__Directions for this task__: Word for word, copy all the data and drop the pictures.

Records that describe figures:
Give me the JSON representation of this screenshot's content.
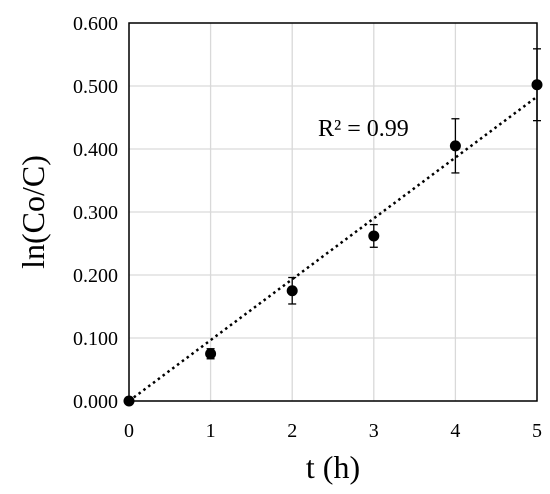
{
  "chart_data": {
    "type": "scatter",
    "xlabel": "t (h)",
    "ylabel": "ln(Co/C)",
    "xlim": [
      0,
      5
    ],
    "ylim": [
      0,
      0.6
    ],
    "x_ticks": [
      "0",
      "1",
      "2",
      "3",
      "4",
      "5"
    ],
    "y_ticks": [
      "0.000",
      "0.100",
      "0.200",
      "0.300",
      "0.400",
      "0.500",
      "0.600"
    ],
    "grid": true,
    "series": [
      {
        "points": [
          {
            "x": 0,
            "y": 0.0,
            "err": 0.0
          },
          {
            "x": 1,
            "y": 0.075,
            "err": 0.008
          },
          {
            "x": 2,
            "y": 0.175,
            "err": 0.021
          },
          {
            "x": 3,
            "y": 0.262,
            "err": 0.018
          },
          {
            "x": 4,
            "y": 0.405,
            "err": 0.043
          },
          {
            "x": 5,
            "y": 0.502,
            "err": 0.057
          }
        ]
      }
    ],
    "trendline": {
      "style": "dotted",
      "x": [
        0,
        5
      ],
      "y": [
        0.0,
        0.483
      ]
    },
    "annotation": "R² = 0.99",
    "colors": {
      "marker": "#000000",
      "grid": "#d9d9d9"
    }
  }
}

__Full output__:
Give me the JSON representation of this screenshot's content.
{
  "chart_data": {
    "type": "scatter",
    "xlabel": "t (h)",
    "ylabel": "ln(Co/C)",
    "xlim": [
      0,
      5
    ],
    "ylim": [
      0,
      0.6
    ],
    "x_ticks": [
      "0",
      "1",
      "2",
      "3",
      "4",
      "5"
    ],
    "y_ticks": [
      "0.000",
      "0.100",
      "0.200",
      "0.300",
      "0.400",
      "0.500",
      "0.600"
    ],
    "grid": true,
    "series": [
      {
        "points": [
          {
            "x": 0,
            "y": 0.0,
            "err": 0.0
          },
          {
            "x": 1,
            "y": 0.075,
            "err": 0.008
          },
          {
            "x": 2,
            "y": 0.175,
            "err": 0.021
          },
          {
            "x": 3,
            "y": 0.262,
            "err": 0.018
          },
          {
            "x": 4,
            "y": 0.405,
            "err": 0.043
          },
          {
            "x": 5,
            "y": 0.502,
            "err": 0.057
          }
        ]
      }
    ],
    "trendline": {
      "style": "dotted",
      "x": [
        0,
        5
      ],
      "y": [
        0.0,
        0.483
      ]
    },
    "annotation": "R² = 0.99",
    "colors": {
      "marker": "#000000",
      "grid": "#d9d9d9"
    }
  }
}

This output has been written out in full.